Collect all lines below with the string "effect".

▶ **RECORDED DATA**:
★ ★ ★ ★ ★ ★ ★

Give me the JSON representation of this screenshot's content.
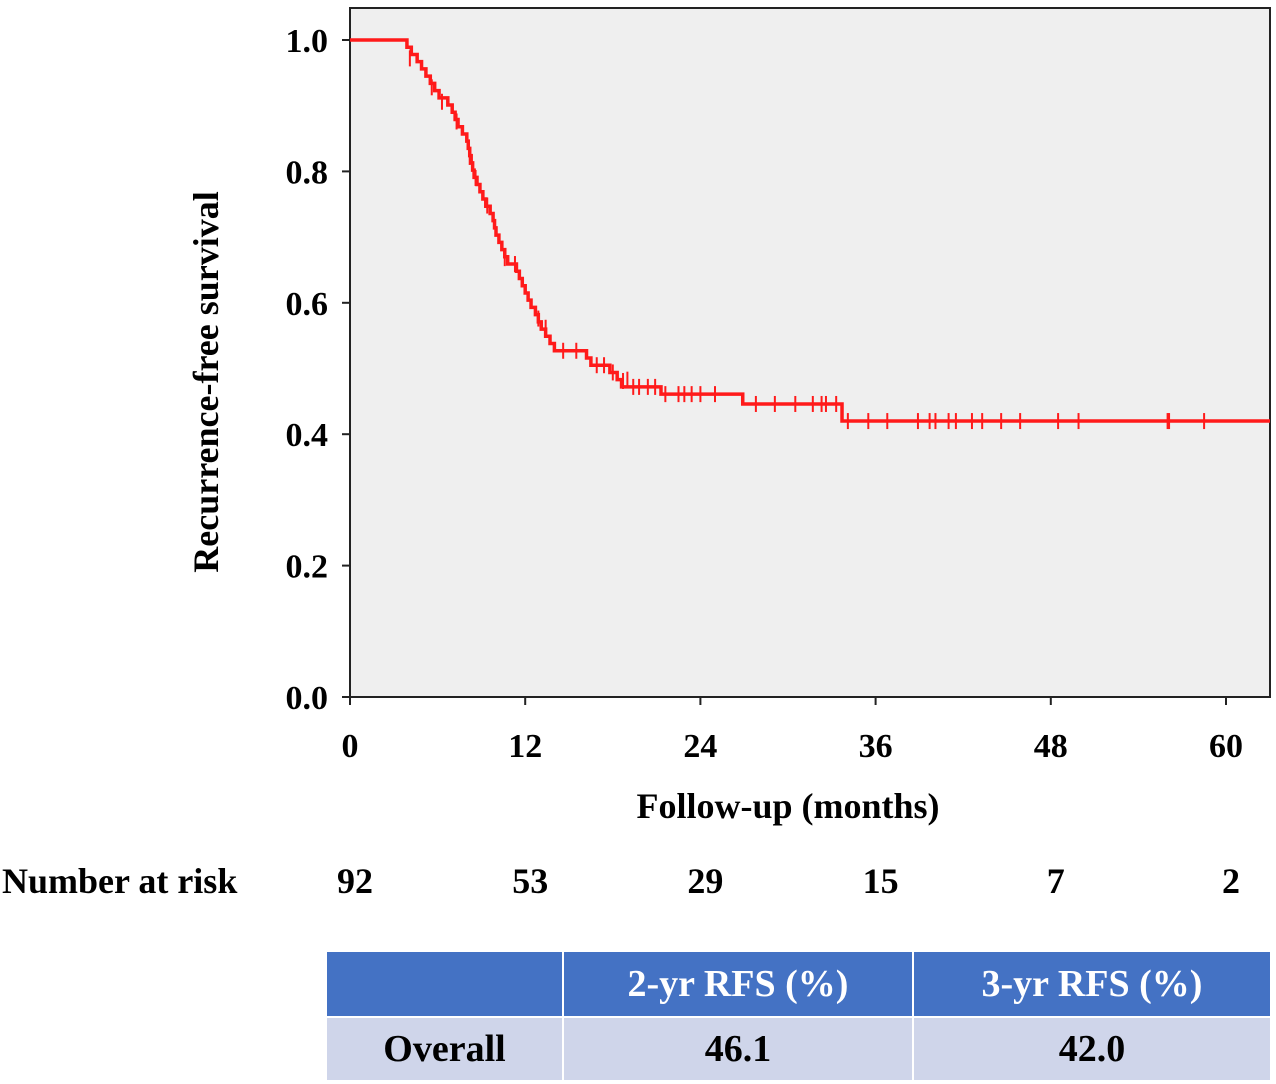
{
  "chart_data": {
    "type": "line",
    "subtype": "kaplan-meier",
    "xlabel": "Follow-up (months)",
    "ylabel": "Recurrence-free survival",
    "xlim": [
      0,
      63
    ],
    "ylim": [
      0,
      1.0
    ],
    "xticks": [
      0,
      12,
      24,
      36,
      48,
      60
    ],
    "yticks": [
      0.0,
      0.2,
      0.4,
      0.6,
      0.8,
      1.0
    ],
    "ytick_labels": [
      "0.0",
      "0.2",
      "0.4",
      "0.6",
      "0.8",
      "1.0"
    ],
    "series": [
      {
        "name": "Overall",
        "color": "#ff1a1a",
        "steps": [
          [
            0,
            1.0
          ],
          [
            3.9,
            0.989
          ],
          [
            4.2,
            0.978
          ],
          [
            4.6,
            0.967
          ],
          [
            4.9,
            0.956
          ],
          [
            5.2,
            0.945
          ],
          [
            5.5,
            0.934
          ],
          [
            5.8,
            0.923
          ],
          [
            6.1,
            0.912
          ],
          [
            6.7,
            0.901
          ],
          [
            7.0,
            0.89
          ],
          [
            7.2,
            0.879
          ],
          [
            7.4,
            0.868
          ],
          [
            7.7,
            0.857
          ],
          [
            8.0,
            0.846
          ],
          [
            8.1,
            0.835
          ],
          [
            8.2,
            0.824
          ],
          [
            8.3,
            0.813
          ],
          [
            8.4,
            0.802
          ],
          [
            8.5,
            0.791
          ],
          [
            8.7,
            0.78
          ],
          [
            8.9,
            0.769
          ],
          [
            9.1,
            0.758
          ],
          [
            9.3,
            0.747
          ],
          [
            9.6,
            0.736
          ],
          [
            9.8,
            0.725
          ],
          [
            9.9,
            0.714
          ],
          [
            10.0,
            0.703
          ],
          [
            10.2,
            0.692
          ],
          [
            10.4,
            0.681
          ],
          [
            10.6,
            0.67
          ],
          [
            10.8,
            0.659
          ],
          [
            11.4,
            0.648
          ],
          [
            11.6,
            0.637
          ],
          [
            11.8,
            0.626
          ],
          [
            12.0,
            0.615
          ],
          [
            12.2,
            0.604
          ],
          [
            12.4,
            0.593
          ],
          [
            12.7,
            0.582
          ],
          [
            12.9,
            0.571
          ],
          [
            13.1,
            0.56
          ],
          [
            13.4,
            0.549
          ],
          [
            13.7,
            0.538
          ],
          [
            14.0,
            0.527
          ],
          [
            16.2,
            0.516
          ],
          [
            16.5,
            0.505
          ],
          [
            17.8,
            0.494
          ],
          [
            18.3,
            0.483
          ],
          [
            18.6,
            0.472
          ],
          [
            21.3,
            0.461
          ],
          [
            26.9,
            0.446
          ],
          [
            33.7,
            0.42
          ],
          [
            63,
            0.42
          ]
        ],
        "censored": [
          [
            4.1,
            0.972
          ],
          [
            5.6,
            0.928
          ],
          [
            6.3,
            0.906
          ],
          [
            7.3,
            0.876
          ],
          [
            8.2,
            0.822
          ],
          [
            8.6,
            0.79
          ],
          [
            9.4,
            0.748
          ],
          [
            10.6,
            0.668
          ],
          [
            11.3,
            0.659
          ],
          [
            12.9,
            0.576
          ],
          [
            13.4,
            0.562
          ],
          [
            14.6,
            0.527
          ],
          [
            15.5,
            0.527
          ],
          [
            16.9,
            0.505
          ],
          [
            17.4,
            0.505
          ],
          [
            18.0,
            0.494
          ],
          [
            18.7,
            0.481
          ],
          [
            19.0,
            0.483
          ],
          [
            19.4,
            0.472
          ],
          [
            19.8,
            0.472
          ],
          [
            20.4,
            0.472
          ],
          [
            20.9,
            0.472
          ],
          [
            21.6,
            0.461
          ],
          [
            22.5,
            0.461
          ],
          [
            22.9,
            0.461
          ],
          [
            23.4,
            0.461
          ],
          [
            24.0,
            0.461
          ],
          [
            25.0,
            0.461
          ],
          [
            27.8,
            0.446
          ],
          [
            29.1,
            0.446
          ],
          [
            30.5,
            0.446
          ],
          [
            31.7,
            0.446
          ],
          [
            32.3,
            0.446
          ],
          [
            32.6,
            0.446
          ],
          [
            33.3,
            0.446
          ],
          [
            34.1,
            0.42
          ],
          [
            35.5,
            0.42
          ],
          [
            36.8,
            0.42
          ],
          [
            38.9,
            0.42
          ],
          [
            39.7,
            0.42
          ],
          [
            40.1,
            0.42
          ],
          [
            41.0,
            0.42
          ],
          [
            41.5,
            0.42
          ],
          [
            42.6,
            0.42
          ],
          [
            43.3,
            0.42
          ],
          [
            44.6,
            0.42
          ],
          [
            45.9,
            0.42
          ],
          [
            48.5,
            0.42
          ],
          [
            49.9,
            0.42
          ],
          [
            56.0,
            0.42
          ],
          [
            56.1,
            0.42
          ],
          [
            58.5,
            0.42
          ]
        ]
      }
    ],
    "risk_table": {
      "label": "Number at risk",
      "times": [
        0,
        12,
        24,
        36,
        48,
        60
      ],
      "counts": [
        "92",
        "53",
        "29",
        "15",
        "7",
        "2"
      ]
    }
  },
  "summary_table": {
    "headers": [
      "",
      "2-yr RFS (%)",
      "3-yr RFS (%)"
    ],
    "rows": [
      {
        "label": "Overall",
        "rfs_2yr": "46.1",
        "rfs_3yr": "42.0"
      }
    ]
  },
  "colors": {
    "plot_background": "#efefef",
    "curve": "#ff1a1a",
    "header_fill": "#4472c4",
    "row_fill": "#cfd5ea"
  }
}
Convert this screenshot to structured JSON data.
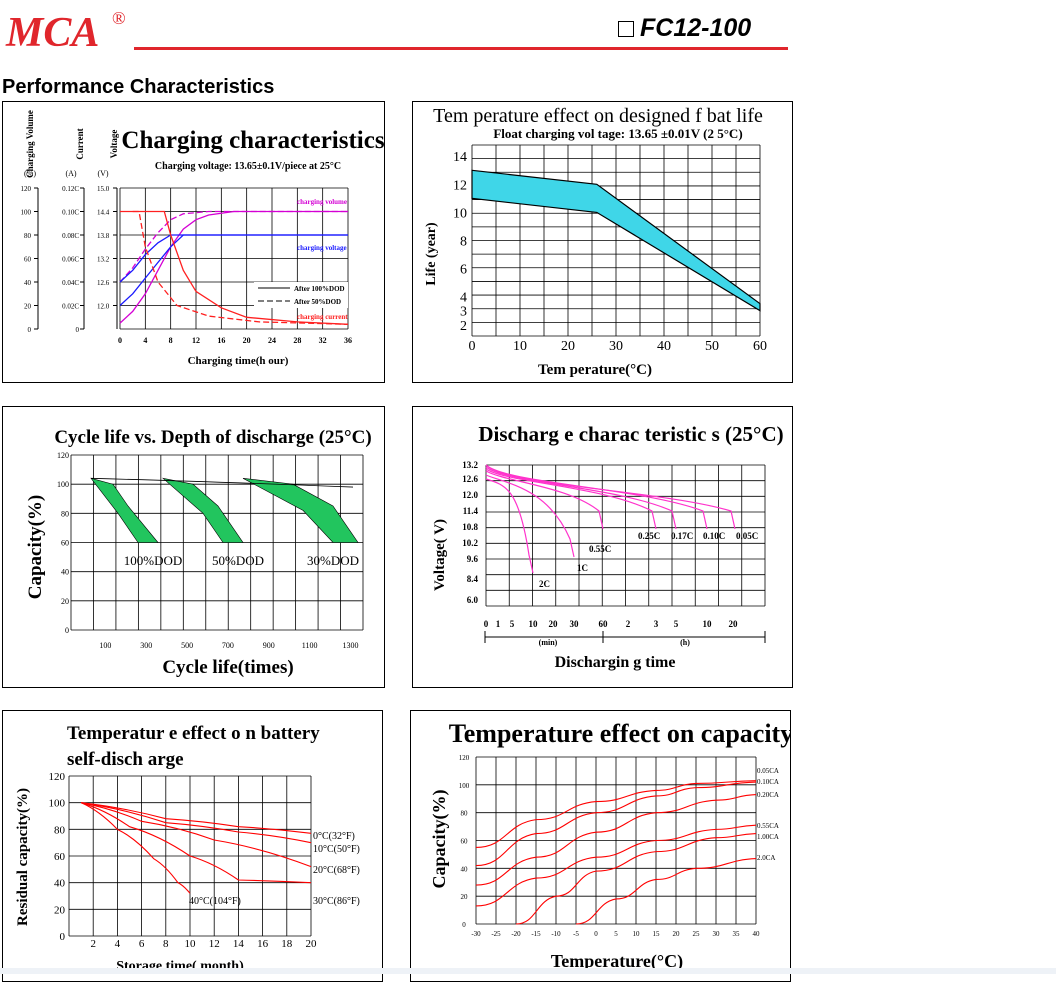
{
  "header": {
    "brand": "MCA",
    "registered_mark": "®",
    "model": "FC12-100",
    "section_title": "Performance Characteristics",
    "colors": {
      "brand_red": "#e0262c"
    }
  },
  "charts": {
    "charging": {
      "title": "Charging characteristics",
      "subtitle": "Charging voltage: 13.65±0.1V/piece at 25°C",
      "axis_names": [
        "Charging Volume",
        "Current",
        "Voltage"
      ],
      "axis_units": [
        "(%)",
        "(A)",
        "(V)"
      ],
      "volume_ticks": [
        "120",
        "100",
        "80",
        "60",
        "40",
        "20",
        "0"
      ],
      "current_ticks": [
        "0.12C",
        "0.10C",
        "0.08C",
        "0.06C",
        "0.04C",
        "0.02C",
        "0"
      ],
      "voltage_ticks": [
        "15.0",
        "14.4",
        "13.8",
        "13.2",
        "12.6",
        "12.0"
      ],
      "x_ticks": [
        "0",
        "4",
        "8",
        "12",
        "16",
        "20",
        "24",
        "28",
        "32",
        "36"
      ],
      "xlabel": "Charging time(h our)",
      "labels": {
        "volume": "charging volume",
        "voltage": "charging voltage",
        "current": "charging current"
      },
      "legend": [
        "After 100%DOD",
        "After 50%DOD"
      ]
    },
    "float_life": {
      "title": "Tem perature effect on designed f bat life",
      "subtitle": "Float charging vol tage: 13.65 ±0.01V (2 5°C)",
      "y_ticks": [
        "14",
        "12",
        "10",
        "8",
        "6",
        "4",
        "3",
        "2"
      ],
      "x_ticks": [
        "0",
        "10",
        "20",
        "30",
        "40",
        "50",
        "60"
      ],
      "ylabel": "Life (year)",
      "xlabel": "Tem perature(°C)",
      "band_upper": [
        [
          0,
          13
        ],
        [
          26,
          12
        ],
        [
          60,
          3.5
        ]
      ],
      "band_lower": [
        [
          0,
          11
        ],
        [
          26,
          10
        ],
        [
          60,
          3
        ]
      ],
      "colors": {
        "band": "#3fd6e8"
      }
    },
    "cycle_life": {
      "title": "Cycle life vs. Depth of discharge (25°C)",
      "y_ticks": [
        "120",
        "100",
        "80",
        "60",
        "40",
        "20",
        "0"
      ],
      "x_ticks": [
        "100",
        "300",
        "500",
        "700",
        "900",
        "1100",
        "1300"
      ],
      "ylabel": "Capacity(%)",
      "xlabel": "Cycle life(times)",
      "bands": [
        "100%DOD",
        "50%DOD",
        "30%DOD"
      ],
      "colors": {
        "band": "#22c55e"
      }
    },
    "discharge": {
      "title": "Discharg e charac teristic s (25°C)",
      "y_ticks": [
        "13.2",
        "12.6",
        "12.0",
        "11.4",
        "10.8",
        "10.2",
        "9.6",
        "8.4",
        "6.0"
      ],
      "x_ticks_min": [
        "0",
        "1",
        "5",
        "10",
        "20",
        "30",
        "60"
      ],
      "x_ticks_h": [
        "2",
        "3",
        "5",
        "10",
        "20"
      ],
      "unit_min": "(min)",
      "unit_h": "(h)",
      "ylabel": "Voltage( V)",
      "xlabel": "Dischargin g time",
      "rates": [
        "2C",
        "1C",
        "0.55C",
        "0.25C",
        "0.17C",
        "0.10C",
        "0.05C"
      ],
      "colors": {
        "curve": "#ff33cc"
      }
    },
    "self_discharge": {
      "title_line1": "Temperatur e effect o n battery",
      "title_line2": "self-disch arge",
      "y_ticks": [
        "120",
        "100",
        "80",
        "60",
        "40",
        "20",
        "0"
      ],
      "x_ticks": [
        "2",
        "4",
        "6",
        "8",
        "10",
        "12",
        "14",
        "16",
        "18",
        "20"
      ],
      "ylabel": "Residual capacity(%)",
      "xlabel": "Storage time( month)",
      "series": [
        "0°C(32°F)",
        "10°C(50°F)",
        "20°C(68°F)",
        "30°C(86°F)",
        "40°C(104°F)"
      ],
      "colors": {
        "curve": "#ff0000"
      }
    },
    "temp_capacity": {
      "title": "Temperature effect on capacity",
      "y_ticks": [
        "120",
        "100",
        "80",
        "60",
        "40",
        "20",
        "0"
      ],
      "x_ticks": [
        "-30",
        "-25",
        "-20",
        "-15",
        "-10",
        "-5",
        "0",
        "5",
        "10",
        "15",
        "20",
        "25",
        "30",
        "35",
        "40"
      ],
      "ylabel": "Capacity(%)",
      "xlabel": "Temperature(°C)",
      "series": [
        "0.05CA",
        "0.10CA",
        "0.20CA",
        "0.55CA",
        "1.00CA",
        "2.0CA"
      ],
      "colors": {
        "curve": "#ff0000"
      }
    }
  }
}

★ ★ ★ ★ ★ ★ ★

▶ **EXERCISE RESULT**:
      "title": "Tem perature effect on designed f bat life",
      "title_line1": "Temperatur e effect o n battery",
      "title": "Temperature effect on capacity",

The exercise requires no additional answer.